Everything in the data should be repeated exactly, save for the images.

▸ SUPPLIED RECORDS
+-------+

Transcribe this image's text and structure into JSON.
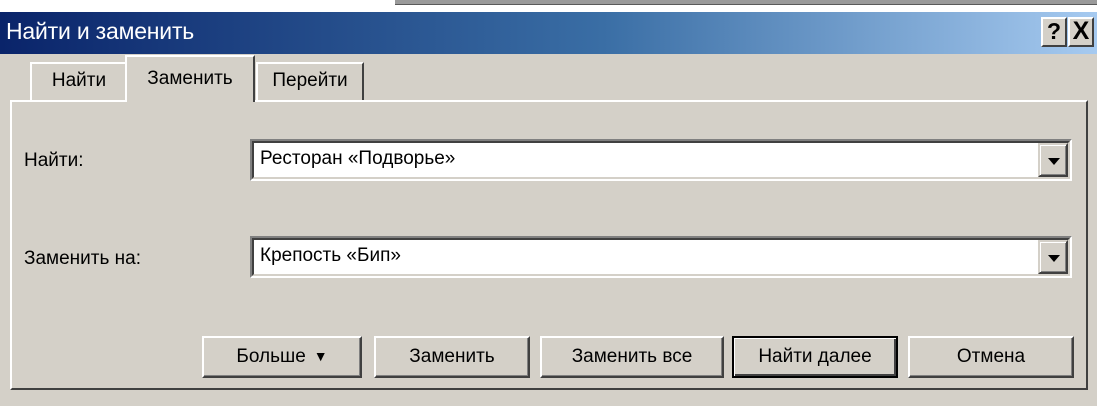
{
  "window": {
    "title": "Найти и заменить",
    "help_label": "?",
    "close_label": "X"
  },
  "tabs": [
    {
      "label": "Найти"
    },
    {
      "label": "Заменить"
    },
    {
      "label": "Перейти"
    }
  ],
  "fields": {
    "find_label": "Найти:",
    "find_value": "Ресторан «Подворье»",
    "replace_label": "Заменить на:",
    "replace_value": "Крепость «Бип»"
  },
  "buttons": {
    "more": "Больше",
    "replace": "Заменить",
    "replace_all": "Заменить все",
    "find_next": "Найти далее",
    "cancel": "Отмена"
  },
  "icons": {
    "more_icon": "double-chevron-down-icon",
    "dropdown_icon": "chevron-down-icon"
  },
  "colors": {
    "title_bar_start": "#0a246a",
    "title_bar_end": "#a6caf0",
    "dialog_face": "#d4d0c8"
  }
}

+-------+

▸ SOLUTION BELOW
Transcribe this image's text and structure into JSON.
{
  "window": {
    "title": "Найти и заменить",
    "help_label": "?",
    "close_label": "X"
  },
  "tabs": [
    {
      "label": "Найти"
    },
    {
      "label": "Заменить"
    },
    {
      "label": "Перейти"
    }
  ],
  "fields": {
    "find_label": "Найти:",
    "find_value": "Ресторан «Подворье»",
    "replace_label": "Заменить на:",
    "replace_value": "Крепость «Бип»"
  },
  "buttons": {
    "more": "Больше",
    "replace": "Заменить",
    "replace_all": "Заменить все",
    "find_next": "Найти далее",
    "cancel": "Отмена"
  },
  "icons": {
    "more_icon": "double-chevron-down-icon",
    "dropdown_icon": "chevron-down-icon"
  },
  "colors": {
    "title_bar_start": "#0a246a",
    "title_bar_end": "#a6caf0",
    "dialog_face": "#d4d0c8"
  }
}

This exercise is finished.